**Given records:**
==================================================

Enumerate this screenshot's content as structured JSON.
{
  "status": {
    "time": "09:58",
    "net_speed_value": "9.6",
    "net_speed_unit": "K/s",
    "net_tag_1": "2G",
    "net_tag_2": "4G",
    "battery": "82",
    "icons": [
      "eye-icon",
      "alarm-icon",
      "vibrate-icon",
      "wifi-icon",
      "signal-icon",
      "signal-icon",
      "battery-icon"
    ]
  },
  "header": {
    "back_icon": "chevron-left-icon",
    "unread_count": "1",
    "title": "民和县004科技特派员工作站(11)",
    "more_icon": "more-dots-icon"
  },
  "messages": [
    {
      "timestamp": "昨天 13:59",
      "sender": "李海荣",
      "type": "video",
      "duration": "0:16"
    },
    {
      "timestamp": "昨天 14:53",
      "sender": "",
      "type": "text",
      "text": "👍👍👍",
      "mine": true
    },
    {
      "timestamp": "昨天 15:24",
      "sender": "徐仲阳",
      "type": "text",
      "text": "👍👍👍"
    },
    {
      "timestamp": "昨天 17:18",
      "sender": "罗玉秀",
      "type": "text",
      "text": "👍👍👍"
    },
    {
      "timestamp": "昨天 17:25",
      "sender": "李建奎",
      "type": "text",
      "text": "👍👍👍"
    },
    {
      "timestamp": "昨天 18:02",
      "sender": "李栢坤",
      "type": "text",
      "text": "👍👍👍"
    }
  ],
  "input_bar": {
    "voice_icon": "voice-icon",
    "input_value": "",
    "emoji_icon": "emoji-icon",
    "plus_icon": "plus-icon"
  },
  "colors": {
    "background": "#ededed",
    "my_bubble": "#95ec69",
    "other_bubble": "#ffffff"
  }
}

==================================================

**Your objective:**
Extract every entry above as it appears.

**Exercise answer:**
Enumerate this screenshot's content as structured JSON.
{
  "status": {
    "time": "09:58",
    "net_speed_value": "9.6",
    "net_speed_unit": "K/s",
    "net_tag_1": "2G",
    "net_tag_2": "4G",
    "battery": "82",
    "icons": [
      "eye-icon",
      "alarm-icon",
      "vibrate-icon",
      "wifi-icon",
      "signal-icon",
      "signal-icon",
      "battery-icon"
    ]
  },
  "header": {
    "back_icon": "chevron-left-icon",
    "unread_count": "1",
    "title": "民和县004科技特派员工作站(11)",
    "more_icon": "more-dots-icon"
  },
  "messages": [
    {
      "timestamp": "昨天 13:59",
      "sender": "李海荣",
      "type": "video",
      "duration": "0:16"
    },
    {
      "timestamp": "昨天 14:53",
      "sender": "",
      "type": "text",
      "text": "👍👍👍",
      "mine": true
    },
    {
      "timestamp": "昨天 15:24",
      "sender": "徐仲阳",
      "type": "text",
      "text": "👍👍👍"
    },
    {
      "timestamp": "昨天 17:18",
      "sender": "罗玉秀",
      "type": "text",
      "text": "👍👍👍"
    },
    {
      "timestamp": "昨天 17:25",
      "sender": "李建奎",
      "type": "text",
      "text": "👍👍👍"
    },
    {
      "timestamp": "昨天 18:02",
      "sender": "李栢坤",
      "type": "text",
      "text": "👍👍👍"
    }
  ],
  "input_bar": {
    "voice_icon": "voice-icon",
    "input_value": "",
    "emoji_icon": "emoji-icon",
    "plus_icon": "plus-icon"
  },
  "colors": {
    "background": "#ededed",
    "my_bubble": "#95ec69",
    "other_bubble": "#ffffff"
  }
}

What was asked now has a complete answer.